WRITTEN PROBLEM:
Copy each line below that includes "FamilyCtx".

DATA ENTRIES:
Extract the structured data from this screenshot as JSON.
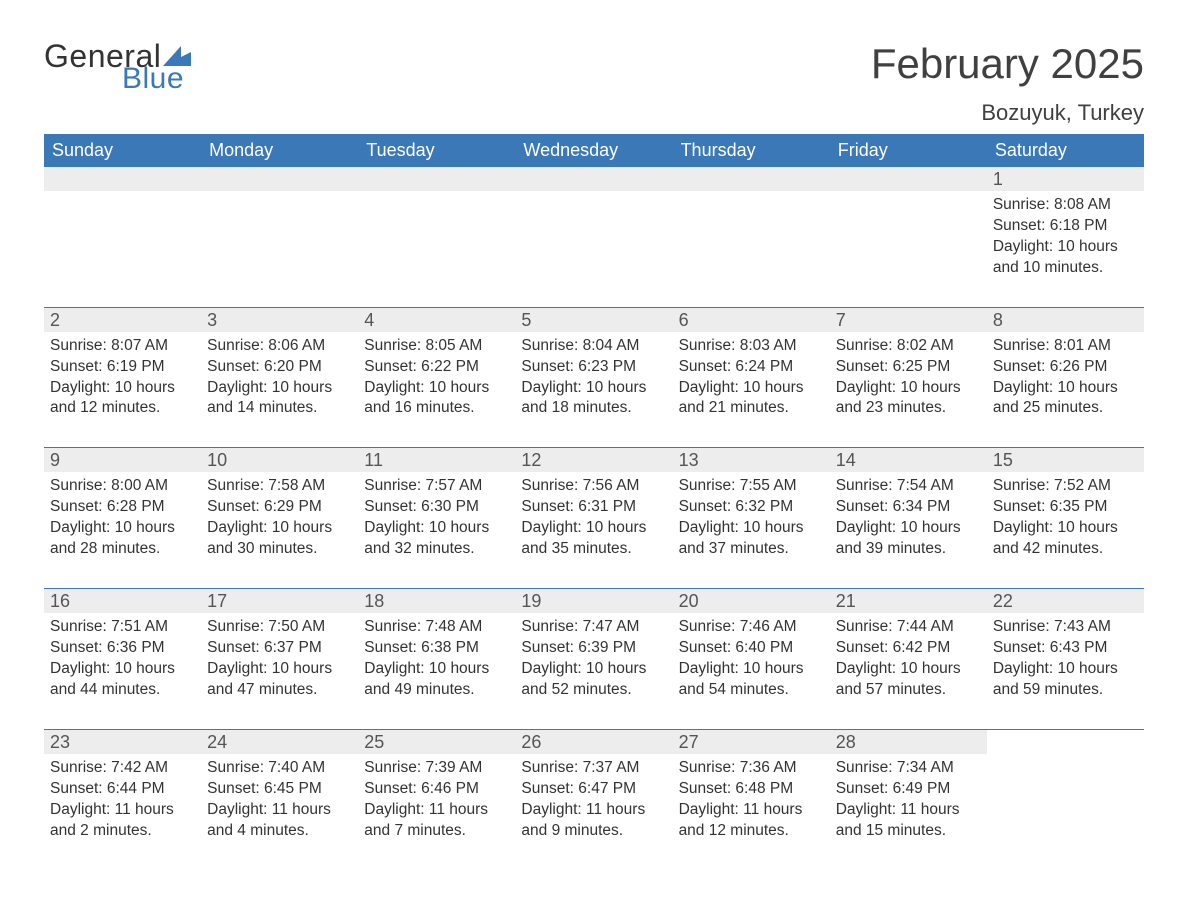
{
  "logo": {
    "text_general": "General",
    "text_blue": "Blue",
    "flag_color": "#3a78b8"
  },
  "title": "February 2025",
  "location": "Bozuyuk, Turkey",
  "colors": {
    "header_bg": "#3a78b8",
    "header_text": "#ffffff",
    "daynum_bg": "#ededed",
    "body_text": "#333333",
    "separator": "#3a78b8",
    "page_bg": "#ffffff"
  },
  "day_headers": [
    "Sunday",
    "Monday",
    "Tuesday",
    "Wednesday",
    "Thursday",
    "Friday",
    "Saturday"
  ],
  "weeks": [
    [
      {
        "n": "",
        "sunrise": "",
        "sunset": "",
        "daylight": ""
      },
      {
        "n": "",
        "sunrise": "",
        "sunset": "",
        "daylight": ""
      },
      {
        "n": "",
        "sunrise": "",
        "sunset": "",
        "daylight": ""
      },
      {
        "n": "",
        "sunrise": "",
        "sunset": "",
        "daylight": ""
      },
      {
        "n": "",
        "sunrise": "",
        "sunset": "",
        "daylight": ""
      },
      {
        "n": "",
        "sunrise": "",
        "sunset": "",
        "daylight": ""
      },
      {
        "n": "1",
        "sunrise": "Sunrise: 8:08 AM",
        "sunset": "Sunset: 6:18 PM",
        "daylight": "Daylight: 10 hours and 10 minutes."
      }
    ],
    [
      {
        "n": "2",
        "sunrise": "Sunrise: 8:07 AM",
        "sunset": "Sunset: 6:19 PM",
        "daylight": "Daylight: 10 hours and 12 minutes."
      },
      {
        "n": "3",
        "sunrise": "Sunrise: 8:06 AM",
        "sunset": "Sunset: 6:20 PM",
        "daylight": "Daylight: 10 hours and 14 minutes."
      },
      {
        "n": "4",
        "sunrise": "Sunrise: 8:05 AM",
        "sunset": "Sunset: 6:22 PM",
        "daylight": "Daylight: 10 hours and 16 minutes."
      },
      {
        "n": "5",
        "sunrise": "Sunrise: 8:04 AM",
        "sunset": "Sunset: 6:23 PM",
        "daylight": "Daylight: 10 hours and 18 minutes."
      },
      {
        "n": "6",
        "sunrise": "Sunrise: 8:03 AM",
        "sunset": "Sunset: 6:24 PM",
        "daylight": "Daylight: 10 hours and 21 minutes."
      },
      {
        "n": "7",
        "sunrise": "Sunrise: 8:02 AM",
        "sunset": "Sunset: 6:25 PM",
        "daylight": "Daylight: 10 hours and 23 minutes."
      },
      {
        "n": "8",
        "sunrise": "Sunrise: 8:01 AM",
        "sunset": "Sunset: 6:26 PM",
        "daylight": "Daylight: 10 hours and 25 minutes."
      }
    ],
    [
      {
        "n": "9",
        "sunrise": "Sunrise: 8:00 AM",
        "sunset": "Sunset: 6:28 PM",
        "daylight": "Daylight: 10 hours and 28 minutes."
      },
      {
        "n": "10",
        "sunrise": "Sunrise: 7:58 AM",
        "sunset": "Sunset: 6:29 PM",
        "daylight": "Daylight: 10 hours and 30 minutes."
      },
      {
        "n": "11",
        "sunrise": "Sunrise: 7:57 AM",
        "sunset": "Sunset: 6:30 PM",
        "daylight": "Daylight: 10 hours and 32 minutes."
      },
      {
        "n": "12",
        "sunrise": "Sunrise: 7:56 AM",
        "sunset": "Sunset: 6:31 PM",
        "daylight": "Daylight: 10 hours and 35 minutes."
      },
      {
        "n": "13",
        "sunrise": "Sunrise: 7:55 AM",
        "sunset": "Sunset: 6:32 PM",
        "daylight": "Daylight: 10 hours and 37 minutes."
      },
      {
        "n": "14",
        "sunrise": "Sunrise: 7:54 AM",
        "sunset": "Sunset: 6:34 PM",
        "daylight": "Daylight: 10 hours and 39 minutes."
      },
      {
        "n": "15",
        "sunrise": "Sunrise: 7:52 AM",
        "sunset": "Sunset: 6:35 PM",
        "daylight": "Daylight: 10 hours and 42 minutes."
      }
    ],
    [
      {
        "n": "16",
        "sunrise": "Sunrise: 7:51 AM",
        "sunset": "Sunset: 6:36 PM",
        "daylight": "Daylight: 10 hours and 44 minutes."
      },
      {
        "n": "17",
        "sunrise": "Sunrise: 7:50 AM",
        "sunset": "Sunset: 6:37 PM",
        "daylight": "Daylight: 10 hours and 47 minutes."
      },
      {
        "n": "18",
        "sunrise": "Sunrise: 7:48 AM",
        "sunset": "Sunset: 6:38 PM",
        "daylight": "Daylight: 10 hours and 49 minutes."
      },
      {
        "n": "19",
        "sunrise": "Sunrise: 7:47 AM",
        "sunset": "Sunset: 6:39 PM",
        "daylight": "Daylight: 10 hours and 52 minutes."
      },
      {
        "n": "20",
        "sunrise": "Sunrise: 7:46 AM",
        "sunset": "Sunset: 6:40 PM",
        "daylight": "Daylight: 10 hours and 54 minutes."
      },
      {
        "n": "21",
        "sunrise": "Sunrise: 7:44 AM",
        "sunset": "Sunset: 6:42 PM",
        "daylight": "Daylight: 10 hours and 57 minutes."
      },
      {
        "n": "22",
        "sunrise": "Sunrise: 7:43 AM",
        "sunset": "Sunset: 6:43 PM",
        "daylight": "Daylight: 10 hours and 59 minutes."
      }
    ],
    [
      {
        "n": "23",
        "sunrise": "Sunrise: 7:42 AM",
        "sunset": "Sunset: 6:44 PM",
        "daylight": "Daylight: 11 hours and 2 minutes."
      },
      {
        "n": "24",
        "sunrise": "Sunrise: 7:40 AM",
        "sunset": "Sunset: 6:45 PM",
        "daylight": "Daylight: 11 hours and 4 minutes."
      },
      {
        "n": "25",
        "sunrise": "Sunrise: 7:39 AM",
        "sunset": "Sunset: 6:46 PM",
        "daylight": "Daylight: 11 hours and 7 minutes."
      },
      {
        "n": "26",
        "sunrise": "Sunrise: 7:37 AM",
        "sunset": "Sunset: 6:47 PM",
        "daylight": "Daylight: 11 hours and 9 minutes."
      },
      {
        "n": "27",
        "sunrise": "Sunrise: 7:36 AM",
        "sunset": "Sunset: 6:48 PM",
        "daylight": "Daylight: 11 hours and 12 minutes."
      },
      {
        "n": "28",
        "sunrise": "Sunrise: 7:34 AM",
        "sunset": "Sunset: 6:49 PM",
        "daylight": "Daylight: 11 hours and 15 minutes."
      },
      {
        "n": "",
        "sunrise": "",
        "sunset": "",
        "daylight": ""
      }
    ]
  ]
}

---

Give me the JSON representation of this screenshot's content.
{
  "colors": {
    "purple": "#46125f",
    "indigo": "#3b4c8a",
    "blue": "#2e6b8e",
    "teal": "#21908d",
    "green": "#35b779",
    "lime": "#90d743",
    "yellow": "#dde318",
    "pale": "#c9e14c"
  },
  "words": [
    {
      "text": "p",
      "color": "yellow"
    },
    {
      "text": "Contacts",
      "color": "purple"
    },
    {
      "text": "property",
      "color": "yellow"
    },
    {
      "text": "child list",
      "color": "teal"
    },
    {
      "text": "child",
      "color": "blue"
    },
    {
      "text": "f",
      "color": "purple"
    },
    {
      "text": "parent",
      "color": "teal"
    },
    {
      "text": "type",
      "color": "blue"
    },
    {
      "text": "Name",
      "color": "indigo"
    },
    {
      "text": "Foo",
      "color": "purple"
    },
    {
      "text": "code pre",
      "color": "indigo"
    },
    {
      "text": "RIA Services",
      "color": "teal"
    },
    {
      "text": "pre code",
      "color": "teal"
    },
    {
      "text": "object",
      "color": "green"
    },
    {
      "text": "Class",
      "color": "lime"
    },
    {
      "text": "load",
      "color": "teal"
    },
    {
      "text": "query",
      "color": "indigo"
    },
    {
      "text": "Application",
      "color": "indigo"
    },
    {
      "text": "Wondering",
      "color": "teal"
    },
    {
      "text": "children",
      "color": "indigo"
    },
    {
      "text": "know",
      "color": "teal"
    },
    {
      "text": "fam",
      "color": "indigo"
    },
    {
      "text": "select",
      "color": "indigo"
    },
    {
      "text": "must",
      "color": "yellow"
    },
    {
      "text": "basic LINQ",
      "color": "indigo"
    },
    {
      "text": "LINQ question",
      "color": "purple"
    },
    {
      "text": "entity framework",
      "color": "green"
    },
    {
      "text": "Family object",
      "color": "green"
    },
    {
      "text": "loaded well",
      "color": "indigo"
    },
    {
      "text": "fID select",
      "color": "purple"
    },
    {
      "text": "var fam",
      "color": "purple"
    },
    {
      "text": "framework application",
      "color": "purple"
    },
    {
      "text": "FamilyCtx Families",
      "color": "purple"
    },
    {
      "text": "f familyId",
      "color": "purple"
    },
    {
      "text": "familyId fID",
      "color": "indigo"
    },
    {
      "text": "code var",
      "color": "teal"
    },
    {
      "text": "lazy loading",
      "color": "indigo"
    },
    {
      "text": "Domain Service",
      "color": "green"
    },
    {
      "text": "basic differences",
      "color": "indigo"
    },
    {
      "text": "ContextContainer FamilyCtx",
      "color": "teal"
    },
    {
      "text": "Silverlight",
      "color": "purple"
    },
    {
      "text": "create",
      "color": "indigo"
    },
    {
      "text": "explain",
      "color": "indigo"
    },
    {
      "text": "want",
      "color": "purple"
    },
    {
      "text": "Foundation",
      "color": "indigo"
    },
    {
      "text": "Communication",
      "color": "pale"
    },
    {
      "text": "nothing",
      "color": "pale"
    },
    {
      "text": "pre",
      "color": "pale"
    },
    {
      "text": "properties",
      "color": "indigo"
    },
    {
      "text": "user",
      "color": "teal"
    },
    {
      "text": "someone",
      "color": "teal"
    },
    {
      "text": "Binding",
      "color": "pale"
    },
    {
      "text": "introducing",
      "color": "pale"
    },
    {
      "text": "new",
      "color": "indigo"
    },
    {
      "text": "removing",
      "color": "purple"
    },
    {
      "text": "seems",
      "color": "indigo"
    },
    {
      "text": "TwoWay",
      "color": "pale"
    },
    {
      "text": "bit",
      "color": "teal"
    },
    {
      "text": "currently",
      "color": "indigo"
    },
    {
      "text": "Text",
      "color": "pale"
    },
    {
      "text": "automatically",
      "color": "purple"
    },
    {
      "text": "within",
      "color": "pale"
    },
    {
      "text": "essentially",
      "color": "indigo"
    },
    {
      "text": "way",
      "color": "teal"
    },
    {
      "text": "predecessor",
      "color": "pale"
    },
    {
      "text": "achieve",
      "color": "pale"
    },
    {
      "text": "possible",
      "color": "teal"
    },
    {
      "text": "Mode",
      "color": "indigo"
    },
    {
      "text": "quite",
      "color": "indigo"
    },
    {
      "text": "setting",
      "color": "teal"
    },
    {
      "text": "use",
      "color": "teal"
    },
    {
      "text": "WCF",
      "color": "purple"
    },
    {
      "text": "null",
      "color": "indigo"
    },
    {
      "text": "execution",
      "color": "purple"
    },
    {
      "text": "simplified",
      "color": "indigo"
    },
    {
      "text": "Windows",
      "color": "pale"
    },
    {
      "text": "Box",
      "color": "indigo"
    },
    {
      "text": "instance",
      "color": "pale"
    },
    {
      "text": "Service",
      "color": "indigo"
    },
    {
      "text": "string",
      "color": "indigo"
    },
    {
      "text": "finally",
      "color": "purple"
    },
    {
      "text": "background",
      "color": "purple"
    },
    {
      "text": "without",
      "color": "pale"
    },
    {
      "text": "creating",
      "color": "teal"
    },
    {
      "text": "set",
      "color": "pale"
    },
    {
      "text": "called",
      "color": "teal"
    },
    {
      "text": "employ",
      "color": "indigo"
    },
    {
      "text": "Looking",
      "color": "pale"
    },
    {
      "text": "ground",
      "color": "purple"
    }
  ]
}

EXERCISE OUTPUT:
      "text": "FamilyCtx Families",
      "text": "ContextContainer FamilyCtx",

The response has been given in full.